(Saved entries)

/---

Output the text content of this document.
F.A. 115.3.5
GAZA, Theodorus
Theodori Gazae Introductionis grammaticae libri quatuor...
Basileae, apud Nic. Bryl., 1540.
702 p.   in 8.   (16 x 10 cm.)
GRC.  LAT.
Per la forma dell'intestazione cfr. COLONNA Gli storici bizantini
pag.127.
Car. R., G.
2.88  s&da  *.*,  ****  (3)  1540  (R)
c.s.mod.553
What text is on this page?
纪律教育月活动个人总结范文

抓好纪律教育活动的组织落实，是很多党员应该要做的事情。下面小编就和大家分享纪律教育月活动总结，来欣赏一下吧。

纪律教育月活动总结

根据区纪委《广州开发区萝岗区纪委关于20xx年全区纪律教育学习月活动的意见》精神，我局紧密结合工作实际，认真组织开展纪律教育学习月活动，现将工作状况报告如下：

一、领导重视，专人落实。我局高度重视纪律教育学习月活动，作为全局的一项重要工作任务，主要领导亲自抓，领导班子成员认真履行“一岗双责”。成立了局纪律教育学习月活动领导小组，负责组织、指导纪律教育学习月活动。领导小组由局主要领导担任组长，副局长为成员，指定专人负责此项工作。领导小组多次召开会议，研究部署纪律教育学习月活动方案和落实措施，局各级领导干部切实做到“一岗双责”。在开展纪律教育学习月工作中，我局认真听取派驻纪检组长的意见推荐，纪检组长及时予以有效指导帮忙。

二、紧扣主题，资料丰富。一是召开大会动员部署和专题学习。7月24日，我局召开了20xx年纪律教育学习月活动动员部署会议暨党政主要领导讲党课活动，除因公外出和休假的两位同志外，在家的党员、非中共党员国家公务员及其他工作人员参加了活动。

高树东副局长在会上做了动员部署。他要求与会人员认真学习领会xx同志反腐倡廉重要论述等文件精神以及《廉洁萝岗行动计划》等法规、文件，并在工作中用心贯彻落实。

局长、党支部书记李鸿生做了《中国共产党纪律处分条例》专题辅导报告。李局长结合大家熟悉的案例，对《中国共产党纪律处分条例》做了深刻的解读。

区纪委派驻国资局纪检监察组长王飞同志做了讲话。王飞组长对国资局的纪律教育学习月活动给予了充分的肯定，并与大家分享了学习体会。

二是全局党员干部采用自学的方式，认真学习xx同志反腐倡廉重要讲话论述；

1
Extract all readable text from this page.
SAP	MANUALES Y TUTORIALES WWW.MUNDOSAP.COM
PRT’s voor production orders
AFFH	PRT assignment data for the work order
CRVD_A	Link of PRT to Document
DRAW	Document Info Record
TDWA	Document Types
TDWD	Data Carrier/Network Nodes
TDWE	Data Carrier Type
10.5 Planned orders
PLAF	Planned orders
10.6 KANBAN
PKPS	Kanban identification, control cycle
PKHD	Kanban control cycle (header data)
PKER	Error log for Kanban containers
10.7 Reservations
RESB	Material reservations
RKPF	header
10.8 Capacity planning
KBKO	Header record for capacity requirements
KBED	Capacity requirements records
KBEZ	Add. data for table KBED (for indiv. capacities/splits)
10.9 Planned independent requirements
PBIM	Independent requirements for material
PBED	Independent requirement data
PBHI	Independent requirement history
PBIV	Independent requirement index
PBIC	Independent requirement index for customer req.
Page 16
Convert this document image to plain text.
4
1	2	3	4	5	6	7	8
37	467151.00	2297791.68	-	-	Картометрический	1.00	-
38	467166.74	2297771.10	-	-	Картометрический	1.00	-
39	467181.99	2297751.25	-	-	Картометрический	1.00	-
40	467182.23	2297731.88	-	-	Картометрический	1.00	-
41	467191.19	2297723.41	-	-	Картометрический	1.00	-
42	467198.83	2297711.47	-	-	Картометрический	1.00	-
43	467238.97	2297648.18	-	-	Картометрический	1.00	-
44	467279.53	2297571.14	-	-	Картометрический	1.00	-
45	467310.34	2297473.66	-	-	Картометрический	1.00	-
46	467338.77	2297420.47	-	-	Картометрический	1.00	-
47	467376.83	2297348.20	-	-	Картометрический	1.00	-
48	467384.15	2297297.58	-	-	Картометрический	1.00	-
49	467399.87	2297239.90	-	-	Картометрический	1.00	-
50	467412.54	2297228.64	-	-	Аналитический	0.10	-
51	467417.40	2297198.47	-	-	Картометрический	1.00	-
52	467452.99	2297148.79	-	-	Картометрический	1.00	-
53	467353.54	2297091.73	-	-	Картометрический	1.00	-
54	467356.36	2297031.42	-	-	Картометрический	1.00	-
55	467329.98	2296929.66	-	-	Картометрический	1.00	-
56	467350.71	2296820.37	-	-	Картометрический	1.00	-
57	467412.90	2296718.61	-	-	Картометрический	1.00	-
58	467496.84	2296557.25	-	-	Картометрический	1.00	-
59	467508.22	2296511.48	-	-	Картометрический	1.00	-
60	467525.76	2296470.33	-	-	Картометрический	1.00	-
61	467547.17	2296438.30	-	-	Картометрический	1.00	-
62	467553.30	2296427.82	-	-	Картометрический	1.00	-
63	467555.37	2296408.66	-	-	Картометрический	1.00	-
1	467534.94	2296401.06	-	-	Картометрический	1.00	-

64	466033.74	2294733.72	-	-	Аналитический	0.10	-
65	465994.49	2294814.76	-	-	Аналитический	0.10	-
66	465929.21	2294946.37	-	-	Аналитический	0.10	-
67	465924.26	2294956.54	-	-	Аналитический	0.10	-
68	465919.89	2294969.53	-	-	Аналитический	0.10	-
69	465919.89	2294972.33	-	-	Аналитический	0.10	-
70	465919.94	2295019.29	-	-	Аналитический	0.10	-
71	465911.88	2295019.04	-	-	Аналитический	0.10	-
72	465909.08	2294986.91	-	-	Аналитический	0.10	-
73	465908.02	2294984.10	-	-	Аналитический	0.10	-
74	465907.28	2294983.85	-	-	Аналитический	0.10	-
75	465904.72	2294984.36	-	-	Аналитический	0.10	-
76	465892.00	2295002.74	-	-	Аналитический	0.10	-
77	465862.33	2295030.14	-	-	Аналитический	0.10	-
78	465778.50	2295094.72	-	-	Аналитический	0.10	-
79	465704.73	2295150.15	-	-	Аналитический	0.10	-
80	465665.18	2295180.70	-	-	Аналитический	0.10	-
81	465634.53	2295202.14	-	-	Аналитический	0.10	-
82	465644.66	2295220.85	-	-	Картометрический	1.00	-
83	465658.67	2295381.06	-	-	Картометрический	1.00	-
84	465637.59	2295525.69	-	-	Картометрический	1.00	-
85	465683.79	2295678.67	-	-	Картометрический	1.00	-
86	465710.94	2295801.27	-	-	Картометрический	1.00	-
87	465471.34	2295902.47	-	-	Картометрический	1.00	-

\---

Directions: Print out every record again, exactly and in full.

Exercise result:
Output the text content of this document.
F.A. 115.3.5
GAZA, Theodorus
Theodori Gazae Introductionis grammaticae libri quatuor...
Basileae, apud Nic. Bryl., 1540.
702 p.   in 8.   (16 x 10 cm.)
GRC.  LAT.
Per la forma dell'intestazione cfr. COLONNA Gli storici bizantini
pag.127.
Car. R., G.
2.88  s&da  *.*,  ****  (3)  1540  (R)
c.s.mod.553
What text is on this page?
纪律教育月活动个人总结范文

抓好纪律教育活动的组织落实，是很多党员应该要做的事情。下面小编就和大家分享纪律教育月活动总结，来欣赏一下吧。

纪律教育月活动总结

根据区纪委《广州开发区萝岗区纪委关于20xx年全区纪律教育学习月活动的意见》精神，我局紧密结合工作实际，认真组织开展纪律教育学习月活动，现将工作状况报告如下：

一、领导重视，专人落实。我局高度重视纪律教育学习月活动，作为全局的一项重要工作任务，主要领导亲自抓，领导班子成员认真履行“一岗双责”。成立了局纪律教育学习月活动领导小组，负责组织、指导纪律教育学习月活动。领导小组由局主要领导担任组长，副局长为成员，指定专人负责此项工作。领导小组多次召开会议，研究部署纪律教育学习月活动方案和落实措施，局各级领导干部切实做到“一岗双责”。在开展纪律教育学习月工作中，我局认真听取派驻纪检组长的意见推荐，纪检组长及时予以有效指导帮忙。

二、紧扣主题，资料丰富。一是召开大会动员部署和专题学习。7月24日，我局召开了20xx年纪律教育学习月活动动员部署会议暨党政主要领导讲党课活动，除因公外出和休假的两位同志外，在家的党员、非中共党员国家公务员及其他工作人员参加了活动。

高树东副局长在会上做了动员部署。他要求与会人员认真学习领会xx同志反腐倡廉重要论述等文件精神以及《廉洁萝岗行动计划》等法规、文件，并在工作中用心贯彻落实。

局长、党支部书记李鸿生做了《中国共产党纪律处分条例》专题辅导报告。李局长结合大家熟悉的案例，对《中国共产党纪律处分条例》做了深刻的解读。

区纪委派驻国资局纪检监察组长王飞同志做了讲话。王飞组长对国资局的纪律教育学习月活动给予了充分的肯定，并与大家分享了学习体会。

二是全局党员干部采用自学的方式，认真学习xx同志反腐倡廉重要讲话论述；

1
Extract all readable text from this page.
SAP	MANUALES Y TUTORIALES WWW.MUNDOSAP.COM
PRT’s voor production orders
AFFH	PRT assignment data for the work order
CRVD_A	Link of PRT to Document
DRAW	Document Info Record
TDWA	Document Types
TDWD	Data Carrier/Network Nodes
TDWE	Data Carrier Type
10.5 Planned orders
PLAF	Planned orders
10.6 KANBAN
PKPS	Kanban identification, control cycle
PKHD	Kanban control cycle (header data)
PKER	Error log for Kanban containers
10.7 Reservations
RESB	Material reservations
RKPF	header
10.8 Capacity planning
KBKO	Header record for capacity requirements
KBED	Capacity requirements records
KBEZ	Add. data for table KBED (for indiv. capacities/splits)
10.9 Planned independent requirements
PBIM	Independent requirements for material
PBED	Independent requirement data
PBHI	Independent requirement history
PBIV	Independent requirement index
PBIC	Independent requirement index for customer req.
Page 16
Convert this document image to plain text.
4
1	2	3	4	5	6	7	8
37	467151.00	2297791.68	-	-	Картометрический	1.00	-
38	467166.74	2297771.10	-	-	Картометрический	1.00	-
39	467181.99	2297751.25	-	-	Картометрический	1.00	-
40	467182.23	2297731.88	-	-	Картометрический	1.00	-
41	467191.19	2297723.41	-	-	Картометрический	1.00	-
42	467198.83	2297711.47	-	-	Картометрический	1.00	-
43	467238.97	2297648.18	-	-	Картометрический	1.00	-
44	467279.53	2297571.14	-	-	Картометрический	1.00	-
45	467310.34	2297473.66	-	-	Картометрический	1.00	-
46	467338.77	2297420.47	-	-	Картометрический	1.00	-
47	467376.83	2297348.20	-	-	Картометрический	1.00	-
48	467384.15	2297297.58	-	-	Картометрический	1.00	-
49	467399.87	2297239.90	-	-	Картометрический	1.00	-
50	467412.54	2297228.64	-	-	Аналитический	0.10	-
51	467417.40	2297198.47	-	-	Картометрический	1.00	-
52	467452.99	2297148.79	-	-	Картометрический	1.00	-
53	467353.54	2297091.73	-	-	Картометрический	1.00	-
54	467356.36	2297031.42	-	-	Картометрический	1.00	-
55	467329.98	2296929.66	-	-	Картометрический	1.00	-
56	467350.71	2296820.37	-	-	Картометрический	1.00	-
57	467412.90	2296718.61	-	-	Картометрический	1.00	-
58	467496.84	2296557.25	-	-	Картометрический	1.00	-
59	467508.22	2296511.48	-	-	Картометрический	1.00	-
60	467525.76	2296470.33	-	-	Картометрический	1.00	-
61	467547.17	2296438.30	-	-	Картометрический	1.00	-
62	467553.30	2296427.82	-	-	Картометрический	1.00	-
63	467555.37	2296408.66	-	-	Картометрический	1.00	-
1	467534.94	2296401.06	-	-	Картометрический	1.00	-

64	466033.74	2294733.72	-	-	Аналитический	0.10	-
65	465994.49	2294814.76	-	-	Аналитический	0.10	-
66	465929.21	2294946.37	-	-	Аналитический	0.10	-
67	465924.26	2294956.54	-	-	Аналитический	0.10	-
68	465919.89	2294969.53	-	-	Аналитический	0.10	-
69	465919.89	2294972.33	-	-	Аналитический	0.10	-
70	465919.94	2295019.29	-	-	Аналитический	0.10	-
71	465911.88	2295019.04	-	-	Аналитический	0.10	-
72	465909.08	2294986.91	-	-	Аналитический	0.10	-
73	465908.02	2294984.10	-	-	Аналитический	0.10	-
74	465907.28	2294983.85	-	-	Аналитический	0.10	-
75	465904.72	2294984.36	-	-	Аналитический	0.10	-
76	465892.00	2295002.74	-	-	Аналитический	0.10	-
77	465862.33	2295030.14	-	-	Аналитический	0.10	-
78	465778.50	2295094.72	-	-	Аналитический	0.10	-
79	465704.73	2295150.15	-	-	Аналитический	0.10	-
80	465665.18	2295180.70	-	-	Аналитический	0.10	-
81	465634.53	2295202.14	-	-	Аналитический	0.10	-
82	465644.66	2295220.85	-	-	Картометрический	1.00	-
83	465658.67	2295381.06	-	-	Картометрический	1.00	-
84	465637.59	2295525.69	-	-	Картометрический	1.00	-
85	465683.79	2295678.67	-	-	Картометрический	1.00	-
86	465710.94	2295801.27	-	-	Картометрический	1.00	-
87	465471.34	2295902.47	-	-	Картометрический	1.00	-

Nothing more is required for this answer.